> Task to carry out
In the listing, switch every "substance-cell" to "compound-cell" in the lines starting with the line with "361, 274, 418]" and going on through the line with "543, 331, 559]". Return only those lines with everything else unchanged.

[Page element annotations]
################
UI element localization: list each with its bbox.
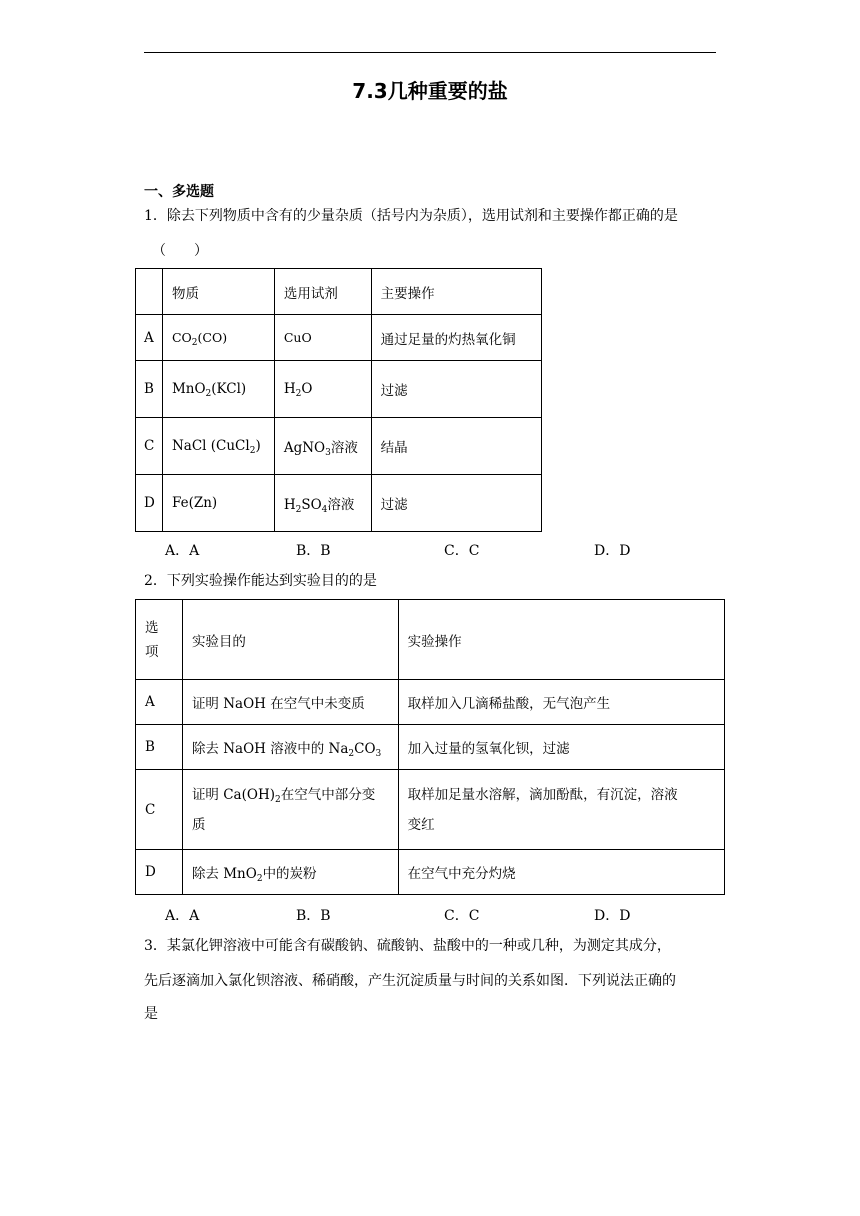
substance-cell: MnO$_2$(KCl)	[162, 361, 274, 418]
page-title: 7.3几种重要的盐	[352, 79, 508, 103]
operation-cell: 加入过量的氢氧化钡，过滤	[398, 725, 724, 770]
goal-cell: 除去 NaOH 溶液中的 $Na_2CO_3$	[182, 725, 398, 770]
reagent-cell: $H_2O$	[274, 361, 371, 418]
substance-cell: NaCl (CuCl$_2$)	[162, 418, 274, 475]
option-b[interactable]: B．B	[296, 543, 331, 559]
goal-cell: 证明 $Ca(OH)_2$在空气中部分变 质	[182, 770, 398, 850]
goal-cell: 除去 MnO$_2$中的炭粉	[182, 850, 398, 895]
operation-cell: 通过足量的灼热氧化铜	[371, 315, 541, 361]
question-2-table	[135, 599, 725, 895]
table-header-operation: 主要操作	[371, 269, 541, 315]
option-c[interactable]: C．C	[444, 908, 480, 924]
operation-cell: 过滤	[371, 475, 541, 532]
option-a[interactable]: A．A	[165, 543, 200, 559]
option-d[interactable]: D．D	[594, 908, 631, 924]
operation-cell: 取样加入几滴稀盐酸，无气泡产生	[398, 680, 724, 725]
table-header-goal: 实验目的	[182, 600, 398, 680]
operation-cell: 取样加足量水溶解，滴加酚酞，有沉淀，溶液 变红	[398, 770, 724, 850]
table-row	[136, 418, 542, 475]
row-label: A	[136, 315, 163, 361]
table-row	[136, 850, 725, 895]
operation-cell: 过滤	[371, 361, 541, 418]
table-row	[136, 475, 542, 532]
table-row	[136, 680, 725, 725]
substance-cell: $CO_2(CO)$	[162, 315, 274, 361]
question-3-line-1: 3．某氯化钾溶液中可能含有碳酸钠、硫酸钠、盐酸中的一种或几种，为测定其成分，	[144, 938, 671, 954]
reagent-cell: AgNO$_3$溶液	[274, 418, 371, 475]
row-label: C	[136, 770, 183, 850]
table-cell	[136, 269, 163, 315]
table-header-row	[136, 600, 725, 680]
table-header-row	[136, 269, 542, 315]
question-1-paren: （ ）	[152, 243, 208, 259]
question-1-options	[0, 540, 860, 560]
row-label: D	[136, 475, 163, 532]
question-1-stem: 1．除去下列物质中含有的少量杂质（括号内为杂质），选用试剂和主要操作都正确的是	[144, 208, 678, 224]
question-2-stem: 2．下列实验操作能达到实验目的的是	[144, 573, 377, 589]
reagent-cell: $H_2SO_4$溶液	[274, 475, 371, 532]
row-label: D	[136, 850, 183, 895]
section-heading: 一、多选题	[144, 184, 214, 200]
option-b[interactable]: B．B	[296, 908, 331, 924]
option-a[interactable]: A．A	[165, 908, 200, 924]
reagent-cell: CuO	[274, 315, 371, 361]
option-d[interactable]: D．D	[594, 543, 631, 559]
table-row	[136, 770, 725, 850]
goal-cell: 证明 NaOH 在空气中未变质	[182, 680, 398, 725]
question-3-line-2: 先后逐滴加入氯化钡溶液、稀硝酸，产生沉淀质量与时间的关系如图．下列说法正确的	[144, 973, 676, 989]
question-1-table	[135, 268, 542, 532]
row-label: C	[136, 418, 163, 475]
question-3-line-3: 是	[144, 1006, 158, 1022]
option-c[interactable]: C．C	[444, 543, 480, 559]
table-row	[136, 725, 725, 770]
row-label: A	[136, 680, 183, 725]
substance-cell: Fe(Zn)	[162, 475, 274, 532]
table-header-substance: 物质	[162, 269, 274, 315]
table-header-operation: 实验操作	[398, 600, 724, 680]
table-header-option: 选 项	[136, 600, 183, 680]
table-row	[136, 315, 542, 361]
row-label: B	[136, 361, 163, 418]
question-2-options	[0, 905, 860, 925]
table-row	[136, 361, 542, 418]
row-label: B	[136, 725, 183, 770]
table-header-reagent: 选用试剂	[274, 269, 371, 315]
operation-cell: 结晶	[371, 418, 541, 475]
operation-cell: 在空气中充分灼烧	[398, 850, 724, 895]
header-rule	[144, 52, 716, 53]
################
> Correct output
compound-cell: MnO$_2$(KCl)	[162, 361, 274, 418]
page-title: 7.3几种重要的盐	[352, 79, 508, 103]
operation-cell: 加入过量的氢氧化钡，过滤	[398, 725, 724, 770]
goal-cell: 除去 NaOH 溶液中的 $Na_2CO_3$	[182, 725, 398, 770]
reagent-cell: $H_2O$	[274, 361, 371, 418]
compound-cell: NaCl (CuCl$_2$)	[162, 418, 274, 475]
option-b[interactable]: B．B	[296, 543, 331, 559]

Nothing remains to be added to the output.